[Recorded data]
──────
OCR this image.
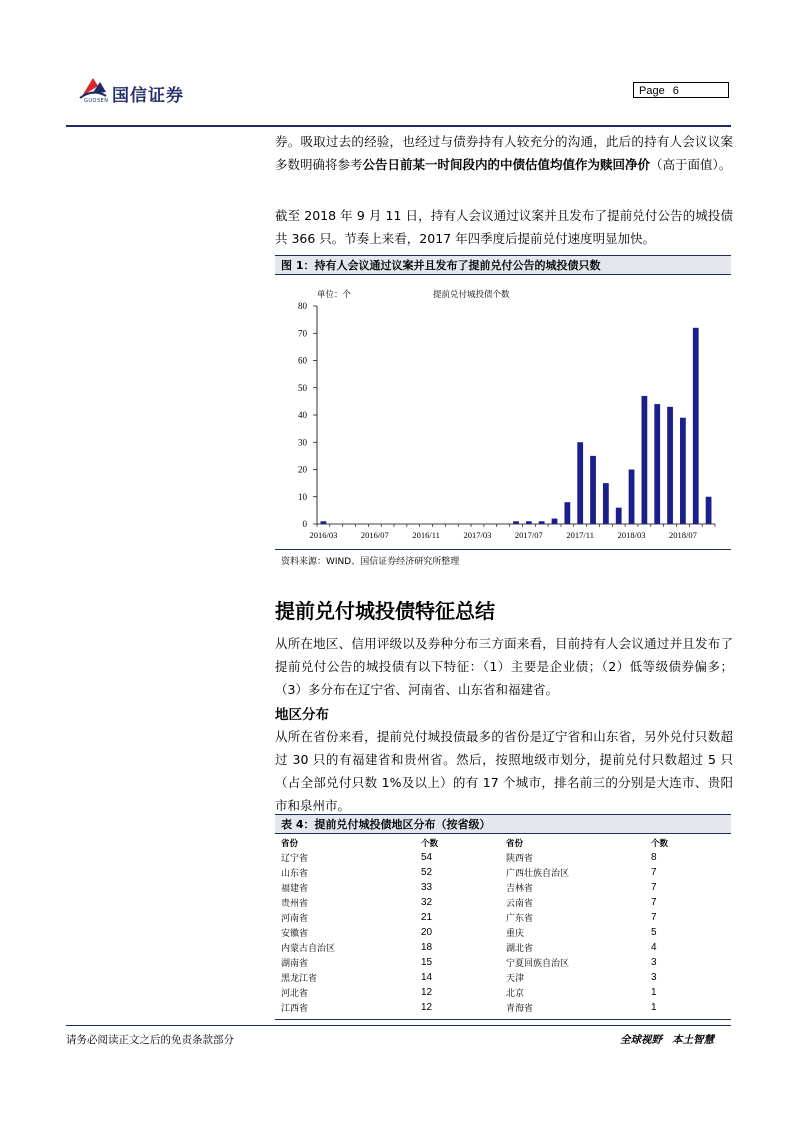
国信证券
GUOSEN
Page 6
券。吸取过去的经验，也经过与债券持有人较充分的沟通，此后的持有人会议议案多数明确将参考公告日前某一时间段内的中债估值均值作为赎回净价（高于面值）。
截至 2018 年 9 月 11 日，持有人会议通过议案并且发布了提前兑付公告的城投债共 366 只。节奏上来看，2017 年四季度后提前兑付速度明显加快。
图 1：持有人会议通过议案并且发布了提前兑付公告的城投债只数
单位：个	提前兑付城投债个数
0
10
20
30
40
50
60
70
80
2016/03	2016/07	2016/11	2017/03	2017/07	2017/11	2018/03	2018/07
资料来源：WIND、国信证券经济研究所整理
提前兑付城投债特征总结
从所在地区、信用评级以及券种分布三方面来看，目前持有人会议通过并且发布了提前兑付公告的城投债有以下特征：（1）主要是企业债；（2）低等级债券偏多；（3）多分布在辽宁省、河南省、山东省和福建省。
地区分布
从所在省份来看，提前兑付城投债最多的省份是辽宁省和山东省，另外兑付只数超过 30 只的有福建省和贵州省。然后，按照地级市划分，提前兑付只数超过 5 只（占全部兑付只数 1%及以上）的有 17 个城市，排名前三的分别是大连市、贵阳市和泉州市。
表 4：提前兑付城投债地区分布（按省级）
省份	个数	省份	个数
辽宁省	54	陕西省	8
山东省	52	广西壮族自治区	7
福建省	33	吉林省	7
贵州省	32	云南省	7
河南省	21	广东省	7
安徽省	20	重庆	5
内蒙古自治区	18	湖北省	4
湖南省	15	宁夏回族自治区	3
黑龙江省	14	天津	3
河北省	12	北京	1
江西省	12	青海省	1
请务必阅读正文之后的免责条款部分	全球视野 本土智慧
──────
Given problem: Omitting all images, print the listing exactly.

Final answer:
OCR this image.
国信证券
GUOSEN
Page 6
券。吸取过去的经验，也经过与债券持有人较充分的沟通，此后的持有人会议议案多数明确将参考公告日前某一时间段内的中债估值均值作为赎回净价（高于面值）。
截至 2018 年 9 月 11 日，持有人会议通过议案并且发布了提前兑付公告的城投债共 366 只。节奏上来看，2017 年四季度后提前兑付速度明显加快。
图 1：持有人会议通过议案并且发布了提前兑付公告的城投债只数
单位：个	提前兑付城投债个数
0
10
20
30
40
50
60
70
80
2016/03	2016/07	2016/11	2017/03	2017/07	2017/11	2018/03	2018/07
资料来源：WIND、国信证券经济研究所整理
提前兑付城投债特征总结
从所在地区、信用评级以及券种分布三方面来看，目前持有人会议通过并且发布了提前兑付公告的城投债有以下特征：（1）主要是企业债；（2）低等级债券偏多；（3）多分布在辽宁省、河南省、山东省和福建省。
地区分布
从所在省份来看，提前兑付城投债最多的省份是辽宁省和山东省，另外兑付只数超过 30 只的有福建省和贵州省。然后，按照地级市划分，提前兑付只数超过 5 只（占全部兑付只数 1%及以上）的有 17 个城市，排名前三的分别是大连市、贵阳市和泉州市。
表 4：提前兑付城投债地区分布（按省级）
省份	个数	省份	个数
辽宁省	54	陕西省	8
山东省	52	广西壮族自治区	7
福建省	33	吉林省	7
贵州省	32	云南省	7
河南省	21	广东省	7
安徽省	20	重庆	5
内蒙古自治区	18	湖北省	4
湖南省	15	宁夏回族自治区	3
黑龙江省	14	天津	3
河北省	12	北京	1
江西省	12	青海省	1
请务必阅读正文之后的免责条款部分	全球视野 本土智慧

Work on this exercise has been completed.